> Data entries:
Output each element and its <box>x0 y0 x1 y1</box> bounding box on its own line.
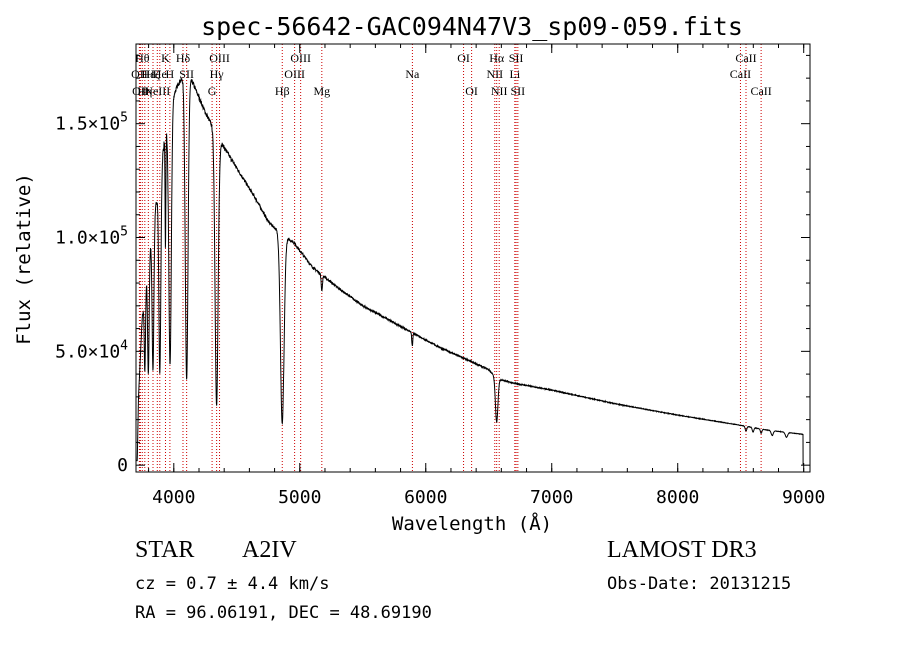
line-label: Hα <box>489 51 505 65</box>
redshift-text: cz = 0.7 ± 4.4 km/s <box>135 574 330 594</box>
y-tick-label: 0 <box>117 455 128 476</box>
chart-title: spec-56642-GAC094N47V3_sp09-059.fits <box>201 12 743 41</box>
line-label: K <box>161 51 170 65</box>
line-label: Li <box>509 67 520 81</box>
line-label: OI <box>457 51 470 65</box>
x-tick-label: 4000 <box>152 487 195 508</box>
line-label-group: OIIOIIHθHηHεHζNeIIIHeKHHδSIIGHγOIIIHβOII… <box>131 51 772 98</box>
line-label: Na <box>405 67 420 81</box>
line-label: OI <box>465 84 478 98</box>
spectrum-line <box>135 77 804 466</box>
line-label: NeIII <box>144 84 170 98</box>
object-subclass: A2IV <box>242 537 297 563</box>
line-label: Mg <box>313 84 330 98</box>
line-label: OIII <box>290 51 311 65</box>
y-axis-label: Flux (relative) <box>13 173 35 345</box>
y-tick-label: 5.0×104 <box>55 338 128 362</box>
line-label: Hγ <box>210 67 225 81</box>
line-label: CaII <box>730 67 751 81</box>
coordinates: RA = 96.06191, DEC = 48.69190 <box>135 603 432 623</box>
y-tick-label: 1.5×105 <box>55 111 128 135</box>
x-tick-label: 6000 <box>404 487 447 508</box>
x-axis-label: Wavelength (Å) <box>392 512 552 535</box>
line-marker-group <box>138 44 762 472</box>
x-tick-label: 9000 <box>782 487 825 508</box>
line-label: SII <box>509 51 524 65</box>
line-label: Hδ <box>176 51 191 65</box>
line-label: OII <box>131 67 148 81</box>
line-label: He <box>153 67 167 81</box>
line-label: Hζ <box>146 67 160 81</box>
line-label: Hη <box>137 84 152 98</box>
x-tick-label: 7000 <box>530 487 573 508</box>
line-label: NII <box>486 67 503 81</box>
y-axis: 0 5.0×104 1.0×105 1.5×105 <box>55 54 810 476</box>
line-label: SII <box>179 67 194 81</box>
obs-date: Obs-Date: 20131215 <box>607 574 792 594</box>
line-label: Hε <box>141 67 155 81</box>
line-label: Hθ <box>135 51 150 65</box>
y-tick-label: 1.0×105 <box>55 225 128 249</box>
object-class: STAR <box>135 537 195 563</box>
x-tick-label: 8000 <box>656 487 699 508</box>
line-label: H <box>166 67 175 81</box>
line-label: Hβ <box>275 84 290 98</box>
line-label: G <box>208 84 217 98</box>
survey-name: LAMOST DR3 <box>607 537 757 563</box>
x-axis: 4000 5000 6000 7000 8000 9000 <box>148 44 825 508</box>
line-label: OIII <box>284 67 305 81</box>
line-label: CaII <box>735 51 756 65</box>
line-label: SII <box>511 84 526 98</box>
x-tick-label: 5000 <box>278 487 321 508</box>
plot-frame <box>135 43 811 473</box>
line-label: NII <box>491 84 508 98</box>
line-label: CaII <box>750 84 771 98</box>
line-label: OIII <box>209 51 230 65</box>
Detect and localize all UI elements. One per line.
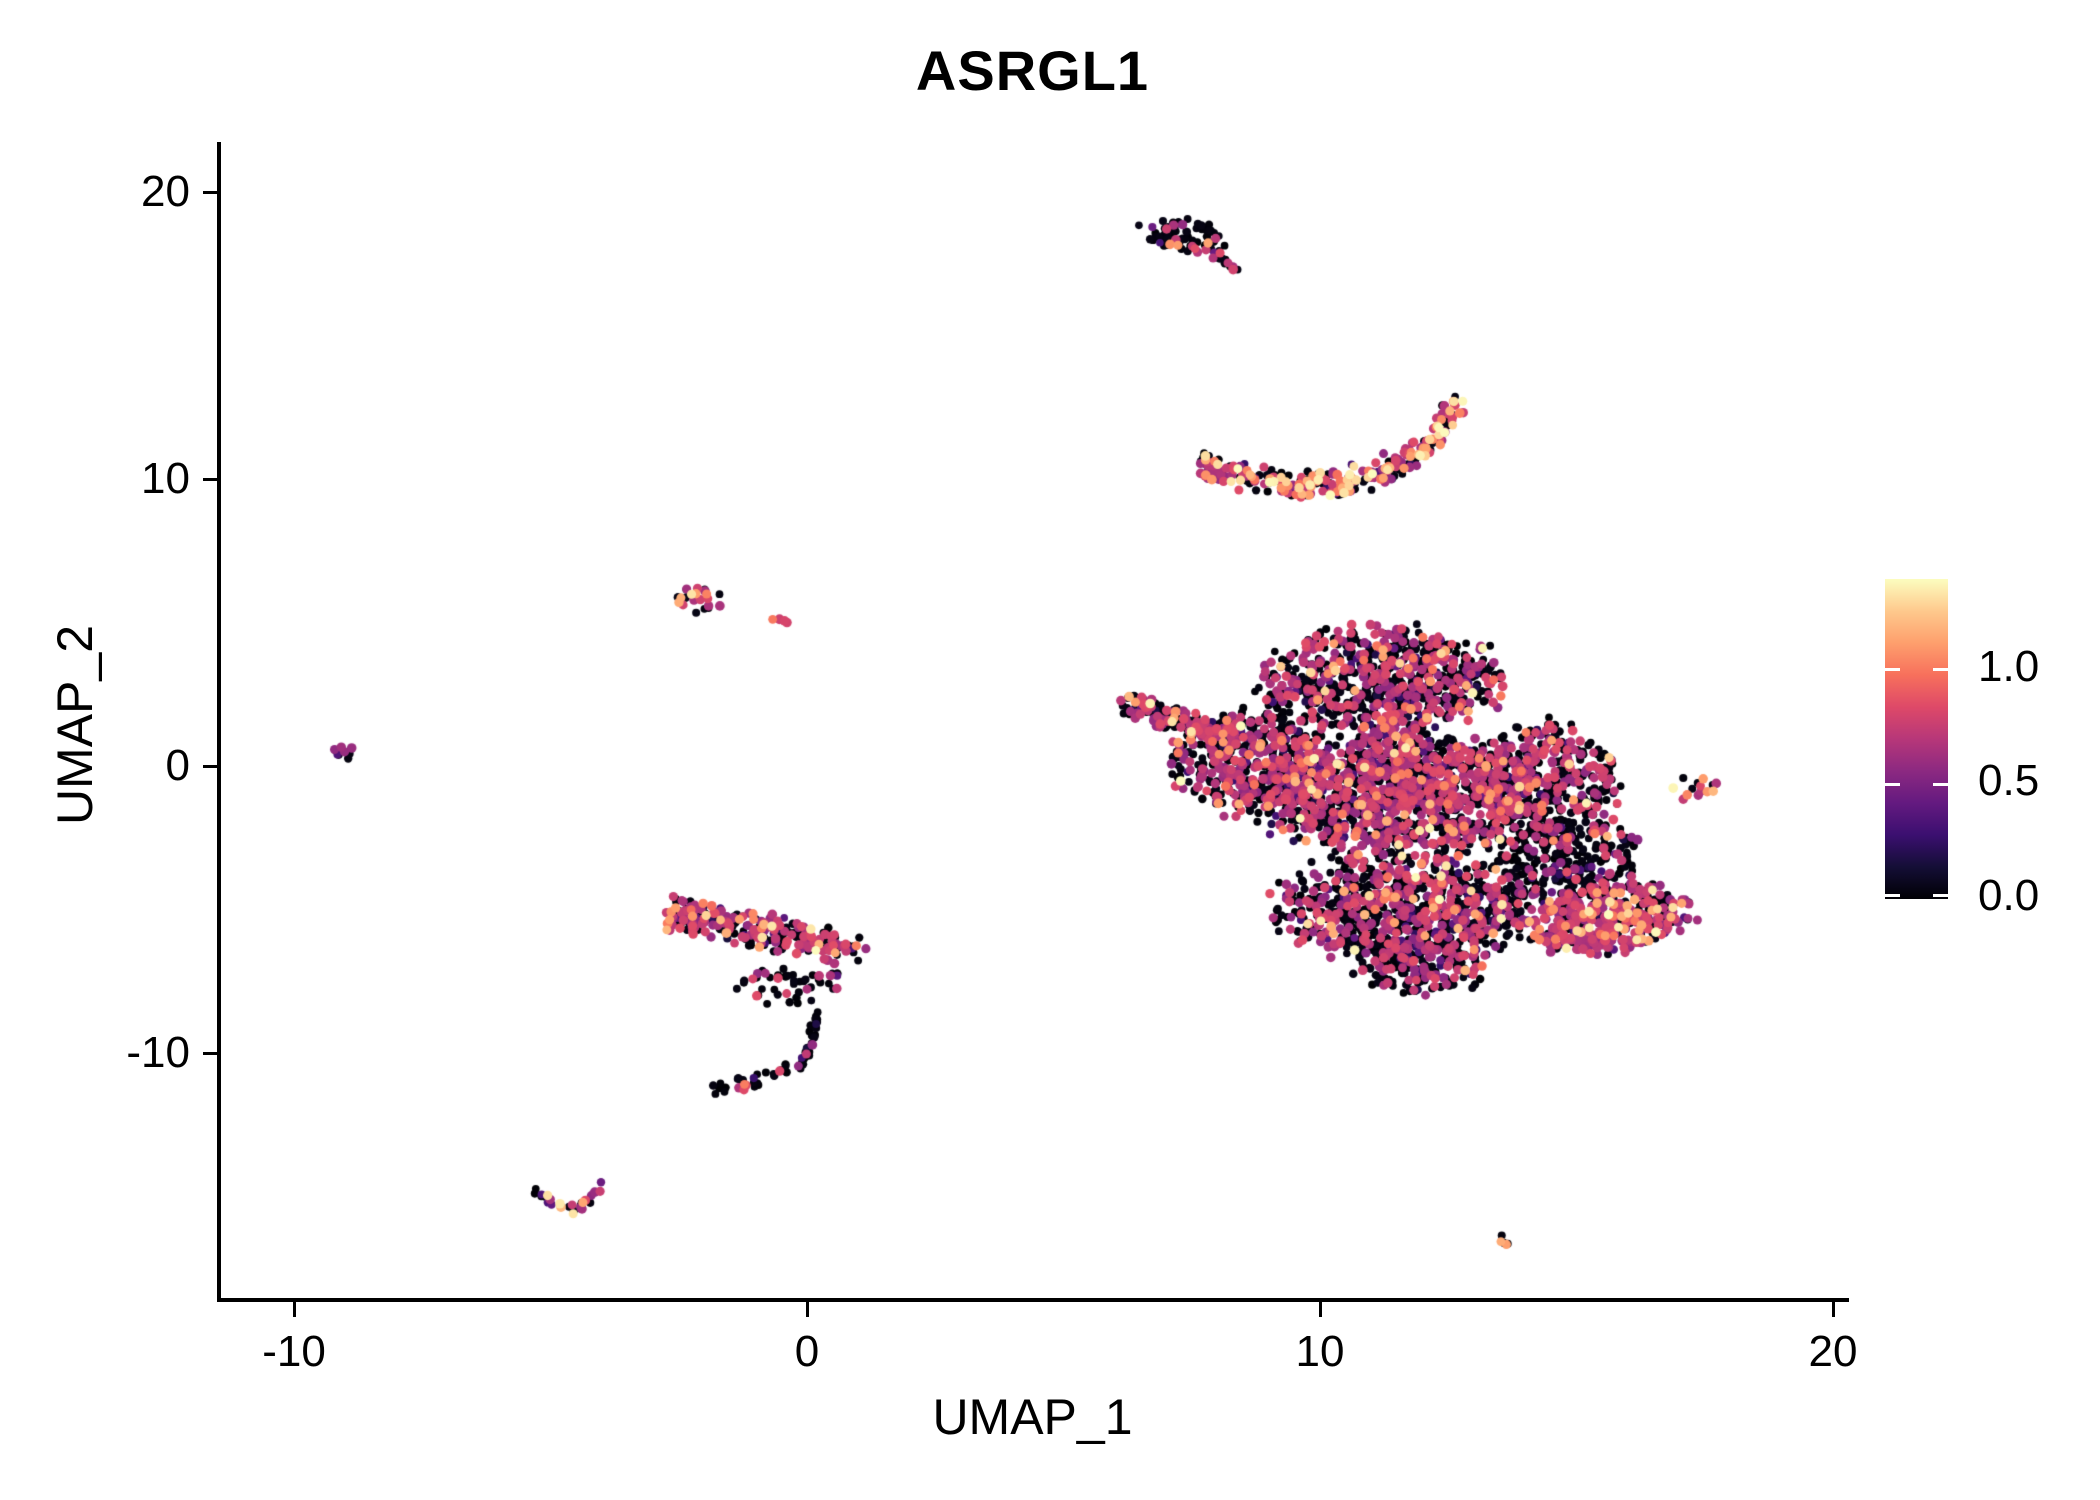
y-tick-label: 0 (165, 741, 190, 790)
x-axis-line (217, 1298, 1849, 1302)
legend-colorbar (1885, 579, 1948, 899)
y-tick-mark (203, 764, 220, 768)
y-tick-label: 20 (141, 167, 190, 216)
y-tick-label: -10 (126, 1028, 190, 1077)
y-axis-line (217, 142, 221, 1302)
x-tick-label: 20 (1808, 1327, 1858, 1376)
legend-tick-mark (1933, 894, 1948, 897)
x-tick-mark (292, 1300, 296, 1317)
y-tick-mark (203, 190, 220, 194)
y-tick-mark (203, 1051, 220, 1055)
legend-tick-mark (1933, 668, 1948, 671)
x-tick-mark (1831, 1300, 1835, 1317)
y-axis-title: UMAP_2 (47, 624, 103, 826)
x-tick-mark (1318, 1300, 1322, 1317)
x-tick-label: -10 (262, 1327, 326, 1376)
x-tick-label: 10 (1295, 1327, 1345, 1376)
legend-tick-mark (1885, 894, 1900, 897)
x-tick-mark (805, 1300, 809, 1317)
legend-label-low: 0.0 (1978, 871, 2040, 920)
legend-label-mid: 0.5 (1978, 756, 2040, 805)
x-tick-label: 0 (794, 1327, 820, 1376)
legend-tick-mark (1933, 782, 1948, 786)
legend-tick-mark (1885, 782, 1900, 786)
legend-tick-mark (1885, 668, 1900, 671)
y-tick-label: 10 (141, 454, 190, 503)
y-tick-mark (203, 477, 220, 481)
x-axis-title: UMAP_1 (932, 1389, 1133, 1445)
legend-label-high: 1.0 (1978, 642, 2040, 691)
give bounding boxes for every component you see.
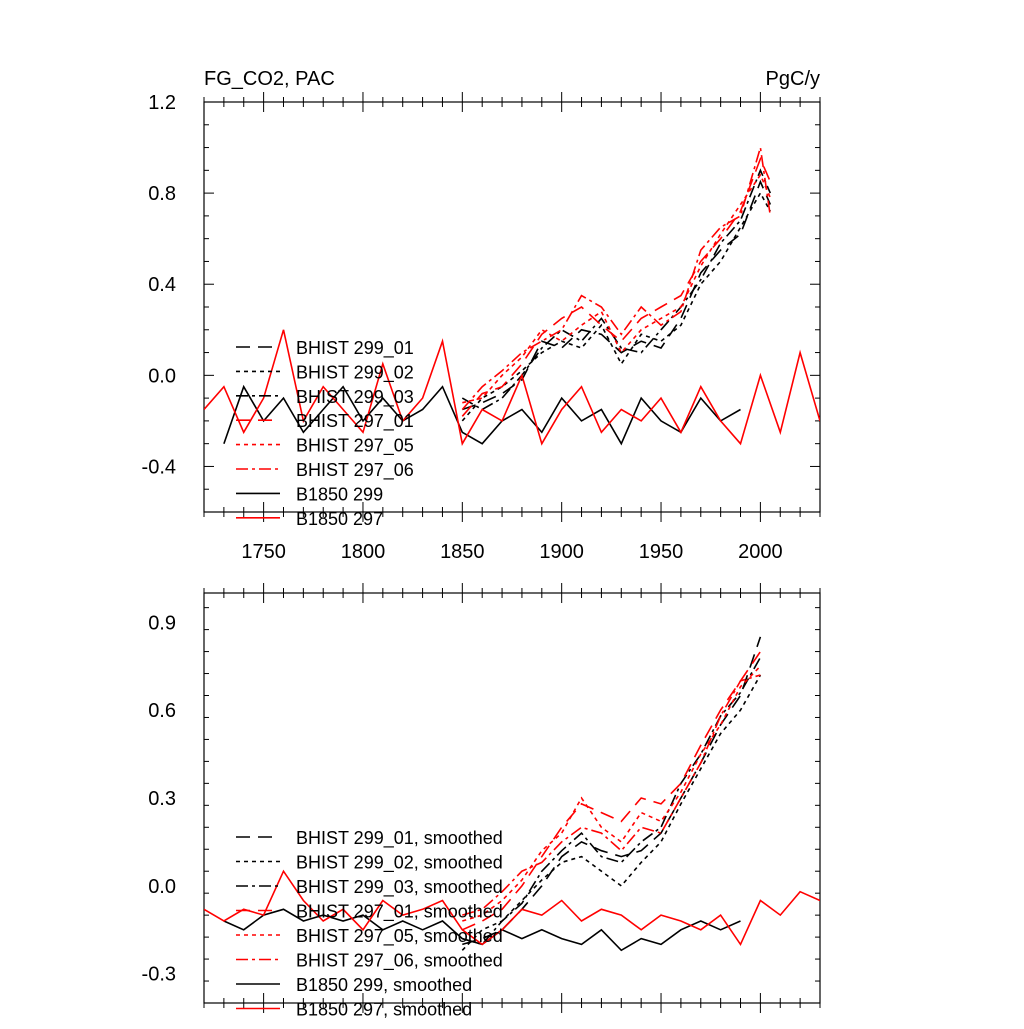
y-tick-label: 1.2 (148, 92, 176, 114)
legend-label: BHIST 299_02, smoothed (296, 853, 503, 874)
legend-label: B1850 299 (296, 484, 383, 504)
x-tick-label: 1950 (639, 541, 684, 563)
series-line (461, 147, 772, 411)
legend-label: B1850 297 (296, 509, 383, 529)
series-line (461, 168, 772, 411)
legend-label: BHIST 299_01, smoothed (296, 828, 503, 849)
series-line (461, 191, 772, 422)
x-tick-label: 2000 (738, 541, 783, 563)
y-tick-label: 0.0 (148, 876, 176, 898)
legend-label: BHIST 299_03 (296, 387, 414, 408)
legend-label: B1850 297, smoothed (296, 1000, 472, 1020)
series-line (462, 665, 761, 922)
series-line (462, 179, 772, 411)
series-line (223, 384, 741, 446)
legend-label: BHIST 297_06, smoothed (296, 951, 503, 972)
legend-label: BHIST 297_05, smoothed (296, 926, 503, 947)
legend-label: BHIST 297_01 (296, 411, 414, 432)
series-line (461, 651, 762, 931)
legend-label: BHIST 297_06 (296, 460, 414, 481)
legend-label: BHIST 297_05 (296, 436, 414, 457)
series-line (462, 674, 761, 916)
bottom-panel-plot: -0.3 0.0 0.3 0.6 0.9 BHIST 299_01, smoothed BH… (142, 583, 821, 1020)
y-tick-label: 0.6 (148, 700, 176, 722)
y-tick-label: -0.4 (142, 456, 176, 478)
top-panel-plot: 1750 1800 1850 1900 1950 2000 -0.4 0.0 0.4 0.8 1.2… (142, 92, 821, 563)
series-line (461, 156, 772, 417)
series-line (462, 657, 762, 946)
units-label: PgC/y (766, 68, 820, 90)
legend-label: BHIST 299_01 (296, 338, 414, 359)
series-line (461, 674, 762, 951)
series-line (462, 636, 762, 946)
series-line (204, 869, 820, 947)
legend-label: BHIST 297_01, smoothed (296, 902, 503, 923)
series-line (462, 173, 772, 404)
y-tick-label: 0.0 (148, 365, 176, 387)
legend-label: BHIST 299_03, smoothed (296, 877, 503, 898)
legend-label: BHIST 299_02 (296, 362, 414, 383)
series-line (204, 329, 820, 446)
x-tick-label: 1800 (341, 541, 386, 563)
plot-frame (203, 592, 821, 1004)
y-tick-label: 0.3 (148, 788, 176, 810)
y-tick-label: 0.4 (148, 274, 176, 296)
y-tick-label: 0.8 (148, 183, 176, 205)
figure-title: FG_CO2, PAC (204, 68, 335, 90)
y-tick-label: -0.3 (142, 964, 176, 986)
y-tick-label: 0.9 (148, 612, 176, 634)
x-tick-label: 1850 (440, 541, 485, 563)
x-tick-label: 1900 (539, 541, 584, 563)
legend-label: B1850 299, smoothed (296, 975, 472, 995)
x-tick-label: 1750 (241, 541, 286, 563)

> Work to complete: Collect every line above that contains the string "axis", matching case exactly, and copy each one in full.

> Answer in full:
y-axis-label: Flux (relative) <box>13 173 35 345</box>
x-axis-label: Wavelength (Å) <box>392 512 552 535</box>
y-axis: 0 5.0×104 1.0×105 1.5×105 <box>55 54 810 476</box>
x-axis: 4000 5000 6000 7000 8000 9000 <box>148 44 825 508</box>
x-axis-line (217, 1298, 1849, 1302)
y-axis-line (217, 142, 221, 1302)
y-axis-title: UMAP_2 (47, 624, 103, 826)
x-axis-title: UMAP_1 (932, 1389, 1133, 1445)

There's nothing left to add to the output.